Exercise aim »
Scan the entries below and extract each line with the word "CORRELATION" in it.
————
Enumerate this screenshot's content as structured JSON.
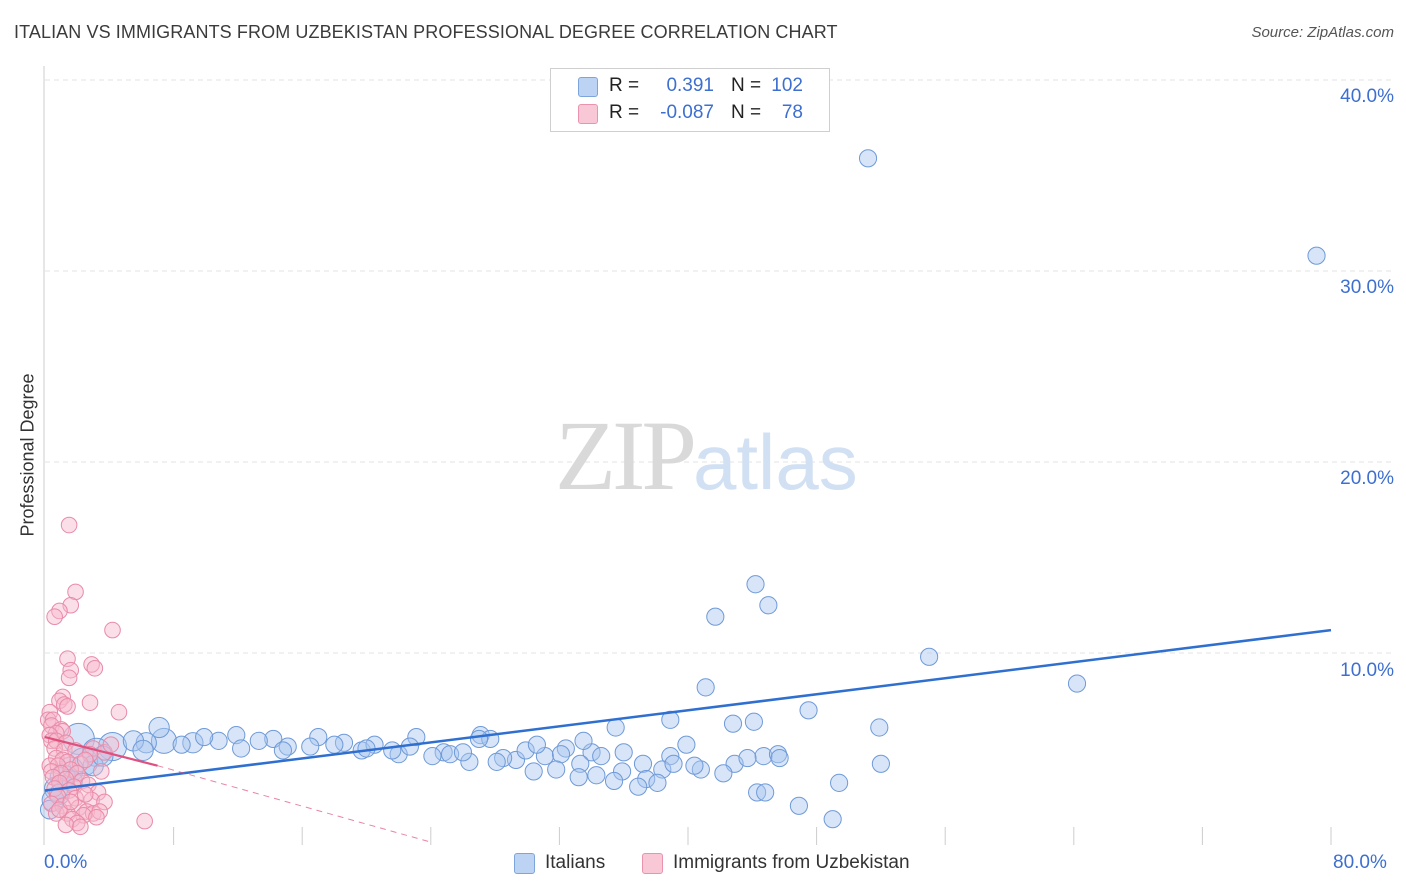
{
  "title": "ITALIAN VS IMMIGRANTS FROM UZBEKISTAN PROFESSIONAL DEGREE CORRELATION CHART",
  "source": "Source: ZipAtlas.com",
  "watermark": {
    "part1": "ZIP",
    "part2": "atlas"
  },
  "colors": {
    "blue_fill": "#a9c6f0",
    "blue_stroke": "#6e9ad8",
    "blue_line": "#2e6fd0",
    "pink_fill": "#f6b8cb",
    "pink_stroke": "#e98aa8",
    "pink_line": "#e0507e",
    "grid": "#e3e3e3",
    "tick_text": "#3d6fd0"
  },
  "legend": {
    "rows": [
      {
        "r_label": "R =",
        "r_value": "0.391",
        "n_label": "N =",
        "n_value": "102"
      },
      {
        "r_label": "R =",
        "r_value": "-0.087",
        "n_label": "N =",
        "n_value": "78"
      }
    ]
  },
  "bottom_legend": {
    "series1": "Italians",
    "series2": "Immigrants from Uzbekistan"
  },
  "x_ticks": {
    "left": "0.0%",
    "right": "80.0%"
  },
  "y_ticks": [
    "40.0%",
    "30.0%",
    "20.0%",
    "10.0%"
  ],
  "chart_data": {
    "type": "scatter",
    "title": "ITALIAN VS IMMIGRANTS FROM UZBEKISTAN PROFESSIONAL DEGREE CORRELATION CHART",
    "xlabel": "",
    "ylabel": "Professional Degree",
    "xlim": [
      0,
      80
    ],
    "ylim": [
      0,
      42
    ],
    "y_gridlines": [
      10,
      20,
      30,
      40
    ],
    "series": [
      {
        "name": "Italians",
        "R": 0.391,
        "N": 102,
        "trend": {
          "x": [
            0,
            80
          ],
          "y": [
            2.8,
            11.2
          ]
        },
        "points": [
          [
            51.2,
            35.9,
            11
          ],
          [
            79.1,
            30.8,
            11
          ],
          [
            44.2,
            13.6,
            11
          ],
          [
            45.0,
            12.5,
            11
          ],
          [
            41.7,
            11.9,
            11
          ],
          [
            55.0,
            9.8,
            11
          ],
          [
            64.2,
            8.4,
            11
          ],
          [
            41.1,
            8.2,
            11
          ],
          [
            47.5,
            7.0,
            11
          ],
          [
            38.9,
            6.5,
            11
          ],
          [
            42.8,
            6.3,
            11
          ],
          [
            44.1,
            6.4,
            11
          ],
          [
            35.5,
            6.1,
            11
          ],
          [
            51.9,
            6.1,
            11
          ],
          [
            39.9,
            5.2,
            11
          ],
          [
            34.0,
            4.8,
            11
          ],
          [
            36.0,
            4.8,
            11
          ],
          [
            37.2,
            4.2,
            11
          ],
          [
            38.9,
            4.6,
            11
          ],
          [
            44.7,
            4.6,
            11
          ],
          [
            45.6,
            4.7,
            11
          ],
          [
            42.9,
            4.2,
            11
          ],
          [
            49.4,
            3.2,
            11
          ],
          [
            52.0,
            4.2,
            11
          ],
          [
            44.3,
            2.7,
            11
          ],
          [
            44.8,
            2.7,
            11
          ],
          [
            46.9,
            2.0,
            11
          ],
          [
            49.0,
            1.3,
            11
          ],
          [
            2.1,
            5.5,
            20
          ],
          [
            4.2,
            5.1,
            18
          ],
          [
            7.4,
            5.4,
            16
          ],
          [
            7.1,
            6.1,
            13
          ],
          [
            9.2,
            5.3,
            13
          ],
          [
            11.9,
            5.7,
            11
          ],
          [
            14.2,
            5.5,
            11
          ],
          [
            17.0,
            5.6,
            11
          ],
          [
            23.1,
            5.6,
            11
          ],
          [
            19.7,
            4.9,
            11
          ],
          [
            22.0,
            4.7,
            11
          ],
          [
            24.8,
            4.8,
            11
          ],
          [
            26.4,
            4.3,
            11
          ],
          [
            27.1,
            5.7,
            11
          ],
          [
            29.3,
            4.4,
            11
          ],
          [
            31.1,
            4.6,
            11
          ],
          [
            32.4,
            5.0,
            11
          ],
          [
            35.9,
            3.8,
            11
          ],
          [
            33.3,
            4.2,
            11
          ],
          [
            30.4,
            3.8,
            11
          ],
          [
            28.5,
            4.5,
            11
          ],
          [
            25.2,
            4.7,
            11
          ],
          [
            21.6,
            4.9,
            11
          ],
          [
            20.5,
            5.2,
            11
          ],
          [
            18.6,
            5.3,
            11
          ],
          [
            16.5,
            5.1,
            11
          ],
          [
            15.1,
            5.1,
            11
          ],
          [
            13.3,
            5.4,
            11
          ],
          [
            10.8,
            5.4,
            11
          ],
          [
            9.9,
            5.6,
            11
          ],
          [
            8.5,
            5.2,
            11
          ],
          [
            6.3,
            5.3,
            13
          ],
          [
            5.5,
            5.4,
            13
          ],
          [
            3.2,
            4.8,
            18
          ],
          [
            2.4,
            4.3,
            18
          ],
          [
            1.6,
            3.9,
            16
          ],
          [
            1.1,
            3.5,
            16
          ],
          [
            0.7,
            2.9,
            15
          ],
          [
            0.5,
            2.3,
            14
          ],
          [
            0.3,
            1.8,
            12
          ],
          [
            0.9,
            2.6,
            13
          ],
          [
            1.7,
            3.3,
            13
          ],
          [
            3.0,
            4.1,
            13
          ],
          [
            3.6,
            4.6,
            13
          ],
          [
            6.1,
            4.9,
            13
          ],
          [
            12.2,
            5.0,
            11
          ],
          [
            14.8,
            4.9,
            11
          ],
          [
            18.0,
            5.2,
            11
          ],
          [
            20.0,
            5.0,
            11
          ],
          [
            22.7,
            5.1,
            11
          ],
          [
            24.1,
            4.6,
            11
          ],
          [
            26.0,
            4.8,
            11
          ],
          [
            27.7,
            5.5,
            11
          ],
          [
            29.9,
            4.9,
            11
          ],
          [
            30.6,
            5.2,
            11
          ],
          [
            32.1,
            4.7,
            11
          ],
          [
            33.5,
            5.4,
            11
          ],
          [
            34.6,
            4.6,
            11
          ],
          [
            31.8,
            3.9,
            11
          ],
          [
            28.1,
            4.3,
            11
          ],
          [
            37.4,
            3.4,
            11
          ],
          [
            38.4,
            3.9,
            11
          ],
          [
            39.1,
            4.2,
            11
          ],
          [
            40.8,
            3.9,
            11
          ],
          [
            42.2,
            3.7,
            11
          ],
          [
            36.9,
            3.0,
            11
          ],
          [
            38.1,
            3.2,
            11
          ],
          [
            40.4,
            4.1,
            11
          ],
          [
            43.7,
            4.5,
            11
          ],
          [
            45.7,
            4.5,
            11
          ],
          [
            34.3,
            3.6,
            11
          ],
          [
            33.2,
            3.5,
            11
          ],
          [
            35.4,
            3.3,
            11
          ],
          [
            27.0,
            5.5,
            11
          ]
        ]
      },
      {
        "name": "Immigrants from Uzbekistan",
        "R": -0.087,
        "N": 78,
        "trend_solid": {
          "x": [
            0,
            7
          ],
          "y": [
            5.6,
            4.1
          ]
        },
        "trend_dashed": {
          "x": [
            7,
            24
          ],
          "y": [
            4.1,
            0.1
          ]
        },
        "points": [
          [
            1.5,
            16.7,
            10
          ],
          [
            1.9,
            13.2,
            10
          ],
          [
            1.6,
            12.5,
            10
          ],
          [
            0.9,
            12.2,
            10
          ],
          [
            0.6,
            11.9,
            10
          ],
          [
            4.2,
            11.2,
            10
          ],
          [
            1.4,
            9.7,
            10
          ],
          [
            2.9,
            9.4,
            10
          ],
          [
            1.6,
            9.1,
            10
          ],
          [
            3.1,
            9.2,
            10
          ],
          [
            1.5,
            8.7,
            10
          ],
          [
            1.1,
            7.7,
            10
          ],
          [
            0.9,
            7.5,
            10
          ],
          [
            2.8,
            7.4,
            10
          ],
          [
            1.2,
            7.3,
            10
          ],
          [
            1.4,
            7.2,
            10
          ],
          [
            4.6,
            6.9,
            10
          ],
          [
            0.3,
            6.9,
            10
          ],
          [
            0.2,
            6.5,
            10
          ],
          [
            0.5,
            6.5,
            10
          ],
          [
            0.4,
            6.2,
            10
          ],
          [
            1.0,
            6.0,
            10
          ],
          [
            1.1,
            5.9,
            10
          ],
          [
            0.7,
            5.8,
            10
          ],
          [
            0.3,
            5.7,
            10
          ],
          [
            0.4,
            5.4,
            10
          ],
          [
            0.7,
            5.4,
            10
          ],
          [
            1.3,
            5.3,
            10
          ],
          [
            0.6,
            5.0,
            10
          ],
          [
            3.0,
            5.0,
            10
          ],
          [
            1.2,
            4.9,
            10
          ],
          [
            1.9,
            4.9,
            10
          ],
          [
            3.7,
            4.8,
            10
          ],
          [
            4.1,
            5.2,
            10
          ],
          [
            2.8,
            4.7,
            10
          ],
          [
            0.7,
            4.5,
            10
          ],
          [
            1.1,
            4.4,
            10
          ],
          [
            1.4,
            4.3,
            10
          ],
          [
            2.2,
            4.2,
            10
          ],
          [
            2.5,
            4.4,
            10
          ],
          [
            0.3,
            4.1,
            10
          ],
          [
            0.8,
            4.1,
            10
          ],
          [
            1.6,
            3.9,
            10
          ],
          [
            0.4,
            3.8,
            10
          ],
          [
            1.0,
            3.7,
            10
          ],
          [
            2.0,
            3.7,
            10
          ],
          [
            3.5,
            3.8,
            10
          ],
          [
            0.5,
            3.5,
            10
          ],
          [
            1.3,
            3.4,
            10
          ],
          [
            2.3,
            3.3,
            10
          ],
          [
            0.9,
            3.2,
            10
          ],
          [
            1.8,
            3.0,
            10
          ],
          [
            2.7,
            3.1,
            10
          ],
          [
            0.6,
            2.9,
            10
          ],
          [
            1.5,
            2.8,
            10
          ],
          [
            3.3,
            2.7,
            10
          ],
          [
            0.8,
            2.5,
            10
          ],
          [
            1.9,
            2.4,
            10
          ],
          [
            2.9,
            2.3,
            10
          ],
          [
            3.7,
            2.2,
            10
          ],
          [
            0.4,
            2.1,
            10
          ],
          [
            1.1,
            2.0,
            10
          ],
          [
            2.1,
            1.9,
            10
          ],
          [
            2.6,
            1.7,
            10
          ],
          [
            0.7,
            1.6,
            10
          ],
          [
            1.4,
            1.6,
            10
          ],
          [
            3.0,
            1.6,
            10
          ],
          [
            3.4,
            1.7,
            10
          ],
          [
            2.4,
            1.5,
            10
          ],
          [
            1.7,
            1.3,
            10
          ],
          [
            3.2,
            1.4,
            10
          ],
          [
            2.0,
            1.1,
            10
          ],
          [
            1.3,
            1.0,
            10
          ],
          [
            2.2,
            0.9,
            10
          ],
          [
            6.2,
            1.2,
            10
          ],
          [
            0.9,
            1.8,
            10
          ],
          [
            1.6,
            2.2,
            10
          ],
          [
            2.5,
            2.6,
            10
          ]
        ]
      }
    ]
  }
}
————
Result of the task »
  "title": "ITALIAN VS IMMIGRANTS FROM UZBEKISTAN PROFESSIONAL DEGREE CORRELATION CHART",
    "title": "ITALIAN VS IMMIGRANTS FROM UZBEKISTAN PROFESSIONAL DEGREE CORRELATION CHART",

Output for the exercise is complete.